# [Task objective]
Find every line of the listing below where "content" appears, and copy it.

# [Data records]
——————

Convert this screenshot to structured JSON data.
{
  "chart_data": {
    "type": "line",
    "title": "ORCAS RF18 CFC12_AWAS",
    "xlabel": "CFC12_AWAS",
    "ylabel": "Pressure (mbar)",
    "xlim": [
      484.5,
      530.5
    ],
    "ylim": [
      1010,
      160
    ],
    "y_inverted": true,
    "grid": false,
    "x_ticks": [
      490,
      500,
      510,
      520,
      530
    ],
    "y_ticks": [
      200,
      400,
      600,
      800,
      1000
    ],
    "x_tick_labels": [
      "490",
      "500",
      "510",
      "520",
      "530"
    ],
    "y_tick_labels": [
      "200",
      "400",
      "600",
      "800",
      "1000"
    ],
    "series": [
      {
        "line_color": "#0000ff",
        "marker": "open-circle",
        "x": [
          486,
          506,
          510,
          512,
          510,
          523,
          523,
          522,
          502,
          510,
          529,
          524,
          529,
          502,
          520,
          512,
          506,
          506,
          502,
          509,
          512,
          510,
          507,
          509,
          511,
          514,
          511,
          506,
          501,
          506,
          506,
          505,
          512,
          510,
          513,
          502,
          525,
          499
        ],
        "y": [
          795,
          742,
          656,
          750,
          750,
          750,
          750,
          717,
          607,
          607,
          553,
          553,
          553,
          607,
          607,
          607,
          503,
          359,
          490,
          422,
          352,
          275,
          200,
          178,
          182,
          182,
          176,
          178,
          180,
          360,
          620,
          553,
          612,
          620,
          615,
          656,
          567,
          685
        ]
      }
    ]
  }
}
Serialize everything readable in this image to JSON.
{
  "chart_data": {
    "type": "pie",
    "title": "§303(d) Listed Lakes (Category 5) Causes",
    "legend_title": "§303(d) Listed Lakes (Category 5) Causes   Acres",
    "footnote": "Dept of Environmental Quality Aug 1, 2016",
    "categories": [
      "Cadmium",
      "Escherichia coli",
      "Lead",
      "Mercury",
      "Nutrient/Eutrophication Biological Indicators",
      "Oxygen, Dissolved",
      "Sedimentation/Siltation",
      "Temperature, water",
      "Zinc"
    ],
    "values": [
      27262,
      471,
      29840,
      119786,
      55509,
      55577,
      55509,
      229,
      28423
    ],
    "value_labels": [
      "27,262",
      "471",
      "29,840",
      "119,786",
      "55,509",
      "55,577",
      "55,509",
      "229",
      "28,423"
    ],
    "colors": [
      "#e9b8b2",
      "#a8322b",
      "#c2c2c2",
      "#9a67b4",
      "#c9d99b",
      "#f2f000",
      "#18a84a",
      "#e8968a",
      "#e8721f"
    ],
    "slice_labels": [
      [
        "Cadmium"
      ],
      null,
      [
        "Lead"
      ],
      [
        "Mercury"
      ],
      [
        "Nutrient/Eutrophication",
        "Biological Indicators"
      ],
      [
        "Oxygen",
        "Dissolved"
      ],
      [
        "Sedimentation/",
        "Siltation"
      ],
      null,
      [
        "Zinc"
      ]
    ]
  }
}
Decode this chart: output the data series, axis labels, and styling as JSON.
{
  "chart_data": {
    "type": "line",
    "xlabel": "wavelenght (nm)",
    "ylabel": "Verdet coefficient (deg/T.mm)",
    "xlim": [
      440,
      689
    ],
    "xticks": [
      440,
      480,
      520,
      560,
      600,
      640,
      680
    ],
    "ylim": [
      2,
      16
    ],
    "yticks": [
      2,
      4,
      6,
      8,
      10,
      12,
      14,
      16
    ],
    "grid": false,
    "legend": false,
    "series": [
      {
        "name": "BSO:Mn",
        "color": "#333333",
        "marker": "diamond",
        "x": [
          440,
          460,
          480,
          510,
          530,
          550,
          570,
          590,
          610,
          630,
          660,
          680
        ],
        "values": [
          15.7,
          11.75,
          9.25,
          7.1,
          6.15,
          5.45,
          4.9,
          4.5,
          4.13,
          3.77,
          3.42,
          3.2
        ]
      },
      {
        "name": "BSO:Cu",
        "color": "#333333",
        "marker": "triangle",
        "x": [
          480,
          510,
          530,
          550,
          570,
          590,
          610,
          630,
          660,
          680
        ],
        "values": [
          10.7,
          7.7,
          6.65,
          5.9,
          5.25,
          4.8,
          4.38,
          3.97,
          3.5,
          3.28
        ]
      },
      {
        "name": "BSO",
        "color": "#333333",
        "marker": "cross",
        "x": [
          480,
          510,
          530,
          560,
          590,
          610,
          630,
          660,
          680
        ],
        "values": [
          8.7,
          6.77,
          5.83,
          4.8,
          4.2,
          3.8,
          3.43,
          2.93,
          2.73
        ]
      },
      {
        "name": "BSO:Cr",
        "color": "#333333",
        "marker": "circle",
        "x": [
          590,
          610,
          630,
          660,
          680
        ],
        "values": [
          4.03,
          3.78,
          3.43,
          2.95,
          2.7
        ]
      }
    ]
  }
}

——————

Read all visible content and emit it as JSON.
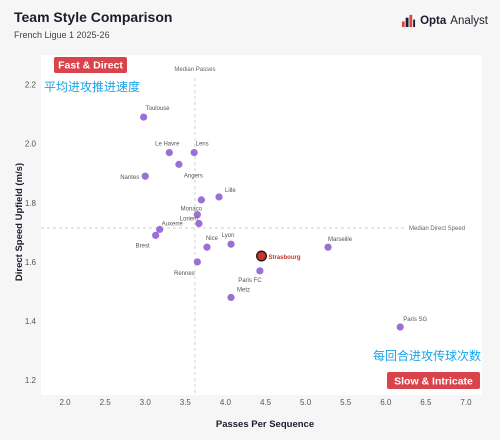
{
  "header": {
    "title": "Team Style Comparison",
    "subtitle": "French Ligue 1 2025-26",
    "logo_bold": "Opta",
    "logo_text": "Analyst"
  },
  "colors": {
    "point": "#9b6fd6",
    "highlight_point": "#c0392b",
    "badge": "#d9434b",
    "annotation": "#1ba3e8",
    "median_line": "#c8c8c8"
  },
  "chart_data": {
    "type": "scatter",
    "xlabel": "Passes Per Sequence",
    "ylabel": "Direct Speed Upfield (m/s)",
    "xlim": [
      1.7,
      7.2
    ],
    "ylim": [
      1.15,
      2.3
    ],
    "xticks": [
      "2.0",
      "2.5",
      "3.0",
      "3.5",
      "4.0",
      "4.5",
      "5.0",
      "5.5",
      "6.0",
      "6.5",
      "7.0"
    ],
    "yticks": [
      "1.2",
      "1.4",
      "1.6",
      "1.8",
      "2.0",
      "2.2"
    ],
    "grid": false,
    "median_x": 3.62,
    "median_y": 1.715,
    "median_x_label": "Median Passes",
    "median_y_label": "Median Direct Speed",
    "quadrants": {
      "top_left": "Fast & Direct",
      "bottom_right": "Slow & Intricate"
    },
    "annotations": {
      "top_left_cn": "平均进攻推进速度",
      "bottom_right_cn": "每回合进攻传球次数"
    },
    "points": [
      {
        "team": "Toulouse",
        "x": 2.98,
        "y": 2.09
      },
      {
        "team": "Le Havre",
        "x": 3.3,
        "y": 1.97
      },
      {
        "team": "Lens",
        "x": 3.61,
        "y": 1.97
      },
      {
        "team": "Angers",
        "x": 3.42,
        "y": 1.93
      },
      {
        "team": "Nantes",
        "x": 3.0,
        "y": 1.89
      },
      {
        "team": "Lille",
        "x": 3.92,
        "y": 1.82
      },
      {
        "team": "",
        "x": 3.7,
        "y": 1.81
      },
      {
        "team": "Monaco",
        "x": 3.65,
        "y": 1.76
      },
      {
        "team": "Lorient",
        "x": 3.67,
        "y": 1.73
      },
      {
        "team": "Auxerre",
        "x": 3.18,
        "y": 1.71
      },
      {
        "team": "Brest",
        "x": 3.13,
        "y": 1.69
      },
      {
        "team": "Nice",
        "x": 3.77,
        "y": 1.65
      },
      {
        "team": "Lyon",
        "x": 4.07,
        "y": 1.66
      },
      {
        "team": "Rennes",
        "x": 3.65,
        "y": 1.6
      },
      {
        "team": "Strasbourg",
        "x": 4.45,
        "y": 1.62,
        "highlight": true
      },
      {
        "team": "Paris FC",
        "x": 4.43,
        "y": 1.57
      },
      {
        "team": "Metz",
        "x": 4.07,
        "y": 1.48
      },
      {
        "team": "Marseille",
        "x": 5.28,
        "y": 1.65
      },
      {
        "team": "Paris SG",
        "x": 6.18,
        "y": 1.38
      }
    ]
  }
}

——————

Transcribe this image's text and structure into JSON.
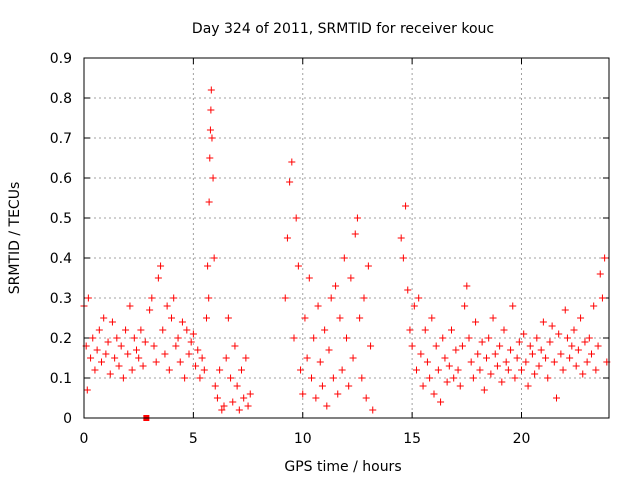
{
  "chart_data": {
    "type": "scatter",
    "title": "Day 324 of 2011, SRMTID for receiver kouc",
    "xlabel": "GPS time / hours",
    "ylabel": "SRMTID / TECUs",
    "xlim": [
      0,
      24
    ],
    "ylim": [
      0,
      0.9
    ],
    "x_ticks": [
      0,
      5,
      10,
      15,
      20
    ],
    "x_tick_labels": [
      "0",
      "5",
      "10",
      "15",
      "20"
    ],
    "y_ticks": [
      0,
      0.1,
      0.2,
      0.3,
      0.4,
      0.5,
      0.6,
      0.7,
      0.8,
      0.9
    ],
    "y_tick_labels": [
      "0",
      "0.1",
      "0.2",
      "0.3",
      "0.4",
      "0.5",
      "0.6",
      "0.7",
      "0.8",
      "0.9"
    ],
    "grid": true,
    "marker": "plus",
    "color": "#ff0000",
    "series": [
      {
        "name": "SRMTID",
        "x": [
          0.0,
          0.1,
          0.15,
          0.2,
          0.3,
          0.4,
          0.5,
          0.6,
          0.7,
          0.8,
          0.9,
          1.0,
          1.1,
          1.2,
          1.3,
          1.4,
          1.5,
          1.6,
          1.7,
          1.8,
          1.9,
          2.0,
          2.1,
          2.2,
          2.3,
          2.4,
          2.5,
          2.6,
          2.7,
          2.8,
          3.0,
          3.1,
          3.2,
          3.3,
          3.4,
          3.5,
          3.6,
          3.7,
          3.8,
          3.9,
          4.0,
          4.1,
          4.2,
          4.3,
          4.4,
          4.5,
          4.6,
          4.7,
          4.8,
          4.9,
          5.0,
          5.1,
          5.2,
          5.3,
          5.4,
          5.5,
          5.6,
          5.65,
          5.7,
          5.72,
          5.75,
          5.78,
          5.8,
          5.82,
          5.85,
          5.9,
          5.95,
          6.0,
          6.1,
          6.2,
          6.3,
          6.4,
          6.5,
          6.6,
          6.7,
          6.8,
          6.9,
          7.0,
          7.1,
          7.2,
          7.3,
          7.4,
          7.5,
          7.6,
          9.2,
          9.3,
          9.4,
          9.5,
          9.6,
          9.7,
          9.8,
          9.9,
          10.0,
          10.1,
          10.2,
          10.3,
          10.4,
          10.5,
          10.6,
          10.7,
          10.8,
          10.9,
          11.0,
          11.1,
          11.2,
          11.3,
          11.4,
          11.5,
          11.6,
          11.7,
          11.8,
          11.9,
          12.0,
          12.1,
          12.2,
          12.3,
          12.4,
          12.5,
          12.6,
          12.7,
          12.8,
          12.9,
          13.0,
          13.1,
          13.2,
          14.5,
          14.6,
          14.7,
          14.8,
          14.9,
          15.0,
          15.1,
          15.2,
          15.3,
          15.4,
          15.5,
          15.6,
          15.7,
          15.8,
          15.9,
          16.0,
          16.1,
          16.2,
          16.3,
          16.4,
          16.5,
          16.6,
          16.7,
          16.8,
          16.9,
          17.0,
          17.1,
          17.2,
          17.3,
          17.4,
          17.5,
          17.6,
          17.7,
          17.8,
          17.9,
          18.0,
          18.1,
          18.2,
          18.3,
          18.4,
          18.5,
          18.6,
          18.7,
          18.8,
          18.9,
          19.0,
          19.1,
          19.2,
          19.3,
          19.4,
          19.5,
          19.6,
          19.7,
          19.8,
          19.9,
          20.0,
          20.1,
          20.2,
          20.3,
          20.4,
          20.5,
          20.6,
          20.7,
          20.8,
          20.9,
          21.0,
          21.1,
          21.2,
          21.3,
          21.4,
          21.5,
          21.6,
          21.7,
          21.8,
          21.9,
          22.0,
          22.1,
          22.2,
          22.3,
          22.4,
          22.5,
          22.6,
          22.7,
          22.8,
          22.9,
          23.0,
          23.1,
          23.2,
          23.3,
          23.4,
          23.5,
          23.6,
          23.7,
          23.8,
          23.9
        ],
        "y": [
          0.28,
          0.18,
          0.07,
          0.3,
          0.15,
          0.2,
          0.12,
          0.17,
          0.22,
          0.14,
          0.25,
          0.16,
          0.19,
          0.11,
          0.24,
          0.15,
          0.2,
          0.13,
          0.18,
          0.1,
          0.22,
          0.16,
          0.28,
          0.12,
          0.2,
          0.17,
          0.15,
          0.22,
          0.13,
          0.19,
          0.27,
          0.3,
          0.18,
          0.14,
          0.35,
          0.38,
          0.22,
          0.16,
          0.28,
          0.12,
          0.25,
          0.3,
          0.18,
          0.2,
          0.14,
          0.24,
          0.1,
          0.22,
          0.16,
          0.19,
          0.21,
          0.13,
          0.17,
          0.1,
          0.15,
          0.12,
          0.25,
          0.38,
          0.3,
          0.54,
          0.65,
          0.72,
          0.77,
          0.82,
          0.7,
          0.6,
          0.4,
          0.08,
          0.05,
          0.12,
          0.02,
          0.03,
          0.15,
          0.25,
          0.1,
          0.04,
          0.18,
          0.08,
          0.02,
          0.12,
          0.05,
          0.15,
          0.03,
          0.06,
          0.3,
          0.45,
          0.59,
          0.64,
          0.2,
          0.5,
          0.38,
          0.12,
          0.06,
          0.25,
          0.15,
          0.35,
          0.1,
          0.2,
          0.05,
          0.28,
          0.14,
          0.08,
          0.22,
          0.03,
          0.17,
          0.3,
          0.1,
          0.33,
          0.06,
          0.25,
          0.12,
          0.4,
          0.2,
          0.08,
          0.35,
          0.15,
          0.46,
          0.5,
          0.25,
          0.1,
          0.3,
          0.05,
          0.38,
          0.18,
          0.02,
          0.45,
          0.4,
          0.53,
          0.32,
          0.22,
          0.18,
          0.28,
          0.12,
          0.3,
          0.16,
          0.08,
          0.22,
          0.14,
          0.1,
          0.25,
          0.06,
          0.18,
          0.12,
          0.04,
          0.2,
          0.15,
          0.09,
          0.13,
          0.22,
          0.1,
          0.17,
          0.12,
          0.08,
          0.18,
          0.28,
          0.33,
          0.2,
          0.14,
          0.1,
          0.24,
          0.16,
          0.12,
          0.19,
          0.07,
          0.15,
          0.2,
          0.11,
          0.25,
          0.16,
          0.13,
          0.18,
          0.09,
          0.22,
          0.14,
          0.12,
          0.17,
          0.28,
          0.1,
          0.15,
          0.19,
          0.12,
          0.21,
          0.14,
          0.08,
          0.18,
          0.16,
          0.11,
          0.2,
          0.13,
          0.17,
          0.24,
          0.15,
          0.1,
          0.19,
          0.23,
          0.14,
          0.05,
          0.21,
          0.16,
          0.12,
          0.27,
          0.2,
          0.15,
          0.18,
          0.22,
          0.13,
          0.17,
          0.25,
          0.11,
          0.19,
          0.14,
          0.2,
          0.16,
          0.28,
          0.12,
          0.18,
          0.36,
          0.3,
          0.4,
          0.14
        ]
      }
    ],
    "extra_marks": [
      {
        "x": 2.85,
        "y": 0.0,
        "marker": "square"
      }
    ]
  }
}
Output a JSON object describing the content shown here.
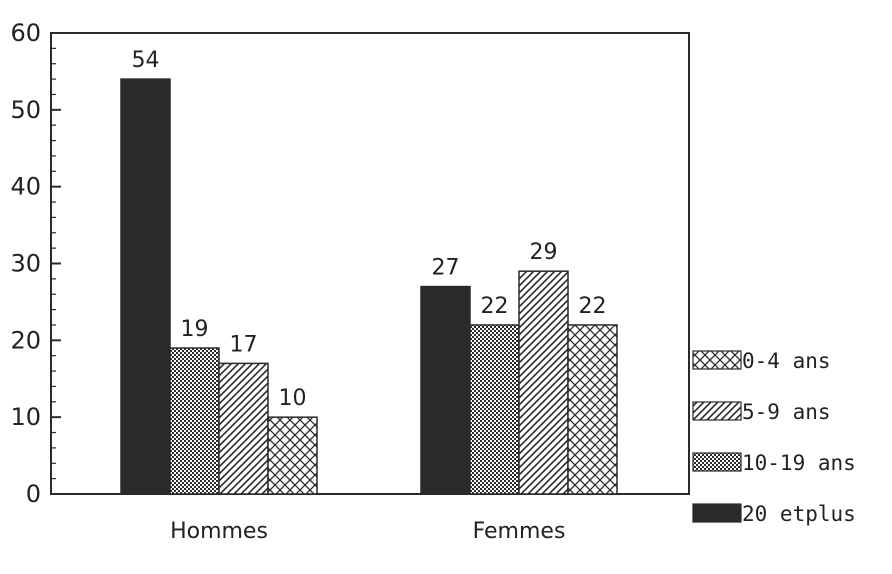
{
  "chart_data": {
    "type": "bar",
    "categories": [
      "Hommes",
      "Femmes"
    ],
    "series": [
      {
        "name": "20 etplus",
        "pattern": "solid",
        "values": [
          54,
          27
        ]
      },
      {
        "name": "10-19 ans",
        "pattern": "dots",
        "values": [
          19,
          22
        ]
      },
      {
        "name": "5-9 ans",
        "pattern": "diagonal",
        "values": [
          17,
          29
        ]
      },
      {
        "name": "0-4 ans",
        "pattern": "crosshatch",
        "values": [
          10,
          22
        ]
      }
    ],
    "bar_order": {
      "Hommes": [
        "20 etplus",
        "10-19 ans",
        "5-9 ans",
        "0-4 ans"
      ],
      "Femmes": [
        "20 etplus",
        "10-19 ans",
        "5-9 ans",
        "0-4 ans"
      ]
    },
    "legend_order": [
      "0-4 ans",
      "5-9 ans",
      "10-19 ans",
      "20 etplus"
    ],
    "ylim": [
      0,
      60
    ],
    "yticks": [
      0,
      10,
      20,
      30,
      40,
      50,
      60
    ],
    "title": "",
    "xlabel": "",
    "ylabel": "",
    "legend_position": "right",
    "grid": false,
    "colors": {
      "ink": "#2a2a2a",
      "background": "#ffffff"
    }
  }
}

——————

# [Finished answer]
Read all visible content and emit it as JSON.
Output a JSON object describing the content shown here.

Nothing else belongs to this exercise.